Excerpted passage =>
★ ★ ★ ★

Ex-vivo expanded human blood-derived CD133+ cells promote repair of injured spinal cord.

Journal of the neurological sciences

PubMedID: 23498368

Kamei N, Kwon SM, Alev C, Nakanishi K, Yamada K, Masuda H, Ishikawa M, Kawamoto A, Ochi M, Asahara T. Ex-vivo expanded human blood-derived CD133+ cells promote repair of injured spinal cord. J Neurol Sci. 2013;328(1-2):41-50.
Human blood-derived CD133(+) cell populations, which are believed to represent a hematopoietic/endothelial progenitor fraction, have the ability to promote the repair of injured spinal cord in animal models. However, the mechanisms by which CD133(+) cell transplantation promotes spinal cord regeneration remain to be clarified. Another possible hurdle on the way to clinical applicability of these cells is their scarce representation in the overall population of mononuclear cells. We therefore analyzed and compared ex-vivo expanded human cord blood derived CD133(+) cells with freshly isolated CD133(+) cells as well as corresponding CD133(-) control mononuclear cells in respect to their ability to promote spinal cord repair using in vitro assays and cell transplantation into a mouse spinal cord injury model. In vitro, expanded cells as well as fresh CD133(+) cells formed endothelial progenitor cell (EPC) colonies, whereas CD133(-) cells formed no EPC colonies. In vivo, the administration of fresh CD133(+) and expanded cells enhanced angiogenesis, astrogliosis, axon growth and functional recovery after injury. In contrast, the administration of CD133(-) cells failed to promote axon growth and functional recovery, but moderately enhanced angiogenesis and astrogliosis. In addition, high-dose administration of expanded cells was highly effective in the induction of regenerative processes at the injured spinal cord.

★ ★ ★ ★

Data for review =>
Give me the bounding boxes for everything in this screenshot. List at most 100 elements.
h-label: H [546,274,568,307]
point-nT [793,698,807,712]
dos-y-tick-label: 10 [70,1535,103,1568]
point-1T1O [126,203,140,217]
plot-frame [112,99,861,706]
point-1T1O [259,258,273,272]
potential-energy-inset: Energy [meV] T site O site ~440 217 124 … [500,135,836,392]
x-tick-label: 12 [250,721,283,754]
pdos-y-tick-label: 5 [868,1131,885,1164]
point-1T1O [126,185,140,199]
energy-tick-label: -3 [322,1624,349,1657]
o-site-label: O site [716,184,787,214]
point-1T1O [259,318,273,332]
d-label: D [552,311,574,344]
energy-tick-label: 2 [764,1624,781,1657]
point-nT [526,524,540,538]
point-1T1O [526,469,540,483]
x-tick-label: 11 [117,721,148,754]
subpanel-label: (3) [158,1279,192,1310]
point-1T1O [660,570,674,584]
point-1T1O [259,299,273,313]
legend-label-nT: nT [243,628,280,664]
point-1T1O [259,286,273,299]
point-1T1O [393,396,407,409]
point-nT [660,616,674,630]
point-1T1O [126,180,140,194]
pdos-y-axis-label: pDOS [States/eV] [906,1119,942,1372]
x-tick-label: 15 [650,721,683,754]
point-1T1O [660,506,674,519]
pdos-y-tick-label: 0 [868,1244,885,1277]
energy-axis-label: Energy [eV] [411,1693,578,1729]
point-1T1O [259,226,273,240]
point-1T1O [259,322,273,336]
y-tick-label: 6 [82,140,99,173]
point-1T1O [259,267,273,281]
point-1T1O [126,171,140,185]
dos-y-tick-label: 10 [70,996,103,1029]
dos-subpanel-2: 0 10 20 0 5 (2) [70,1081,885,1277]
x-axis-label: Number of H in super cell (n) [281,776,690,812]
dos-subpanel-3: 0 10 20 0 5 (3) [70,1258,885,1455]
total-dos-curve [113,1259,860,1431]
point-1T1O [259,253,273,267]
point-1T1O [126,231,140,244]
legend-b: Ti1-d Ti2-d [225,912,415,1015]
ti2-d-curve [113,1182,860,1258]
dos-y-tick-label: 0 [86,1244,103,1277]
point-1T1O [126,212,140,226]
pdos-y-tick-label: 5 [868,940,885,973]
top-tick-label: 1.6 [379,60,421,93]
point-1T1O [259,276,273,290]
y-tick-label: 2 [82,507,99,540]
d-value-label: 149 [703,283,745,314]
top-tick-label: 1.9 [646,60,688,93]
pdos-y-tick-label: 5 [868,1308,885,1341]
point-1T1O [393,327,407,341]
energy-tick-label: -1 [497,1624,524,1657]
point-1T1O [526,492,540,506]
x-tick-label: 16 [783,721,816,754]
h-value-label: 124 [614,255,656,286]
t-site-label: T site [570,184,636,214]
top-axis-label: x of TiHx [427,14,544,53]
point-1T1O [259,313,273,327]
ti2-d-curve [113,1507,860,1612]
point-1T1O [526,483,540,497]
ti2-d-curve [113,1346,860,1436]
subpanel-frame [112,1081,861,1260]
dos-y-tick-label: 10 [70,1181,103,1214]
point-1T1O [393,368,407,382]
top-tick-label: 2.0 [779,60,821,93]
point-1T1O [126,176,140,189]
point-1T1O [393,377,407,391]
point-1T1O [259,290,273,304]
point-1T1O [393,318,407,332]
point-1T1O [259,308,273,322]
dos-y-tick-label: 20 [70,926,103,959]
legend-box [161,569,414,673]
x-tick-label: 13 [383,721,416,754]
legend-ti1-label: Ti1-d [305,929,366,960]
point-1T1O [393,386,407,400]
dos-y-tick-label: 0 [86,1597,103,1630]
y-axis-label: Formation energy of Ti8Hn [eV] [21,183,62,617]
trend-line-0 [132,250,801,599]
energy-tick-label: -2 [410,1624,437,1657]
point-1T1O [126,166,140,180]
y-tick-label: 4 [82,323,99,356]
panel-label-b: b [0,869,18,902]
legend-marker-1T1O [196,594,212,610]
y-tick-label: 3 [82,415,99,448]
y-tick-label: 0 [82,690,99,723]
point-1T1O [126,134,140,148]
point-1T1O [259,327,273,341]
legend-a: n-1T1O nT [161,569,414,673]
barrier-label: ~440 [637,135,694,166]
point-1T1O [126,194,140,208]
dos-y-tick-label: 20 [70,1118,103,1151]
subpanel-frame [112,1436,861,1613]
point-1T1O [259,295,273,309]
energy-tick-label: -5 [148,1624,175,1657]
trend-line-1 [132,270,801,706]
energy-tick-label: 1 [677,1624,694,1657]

★ ★ ★ ★

Required actions =>
[1] In the spinal cord repair abstract, translate this sentence into Spanish: "In vitro, expanded cells as well as fresh CD133(+) cells formed endothelial progenitor cell (EPC) colonies, whereas CD133(-) cells formed no EPC colonies."
[2] Condense the paragraph of the spinal cord repair abstract that opens "Human blood-derived CD133(+) cell populations" into a bulleted list that keeps its main findings.
[3] Reproduce the spinal cord repair abstract starting with "PubMedID: 23498368" and going on through "Neurol Sci. 2013;328(1-2):41-50.", substituting "damaged" for "injured".

Numbered responses =>
[1] In vitro, tanto las células expandidas como las células CD133(+) frescas formaron colonias de células progenitoras endoteliales (EPC), mientras que las células CD133(-) no formaron ninguna colonia de EPC.

[2]
- Human blood-derived CD133(+) cells, thought to be a hematopoietic/endothelial progenitor fraction, promote repair of injured spinal cord in animal models. How they do so is unclear, and they are scarce among mononuclear cells.
- The study compared ex-vivo expanded cord blood CD133(+) cells, freshly isolated CD133(+) cells and CD133(-) control cells. It used in vitro assays and transplantation into a mouse spinal cord injury model.
- In vitro, expanded and fresh CD133(+) cells formed EPC colonies, while CD133(-) cells formed none.
- In vivo, fresh CD133(+) and expanded cells enhanced angiogenesis, astrogliosis, axon growth and functional recovery.
- CD133(-) cells failed to promote axon growth or functional recovery but moderately enhanced angiogenesis and astrogliosis.
- High-dose expanded cells were highly effective at inducing regeneration at the injured spinal cord.

[3]
PubMedID: 23498368

Kamei N, Kwon SM, Alev C, Nakanishi K, Yamada K, Masuda H, Ishikawa M, Kawamoto A, Ochi M, Asahara T. Ex-vivo expanded human blood-derived CD133+ cells promote repair of damaged spinal cord. J Neurol Sci. 2013;328(1-2):41-50.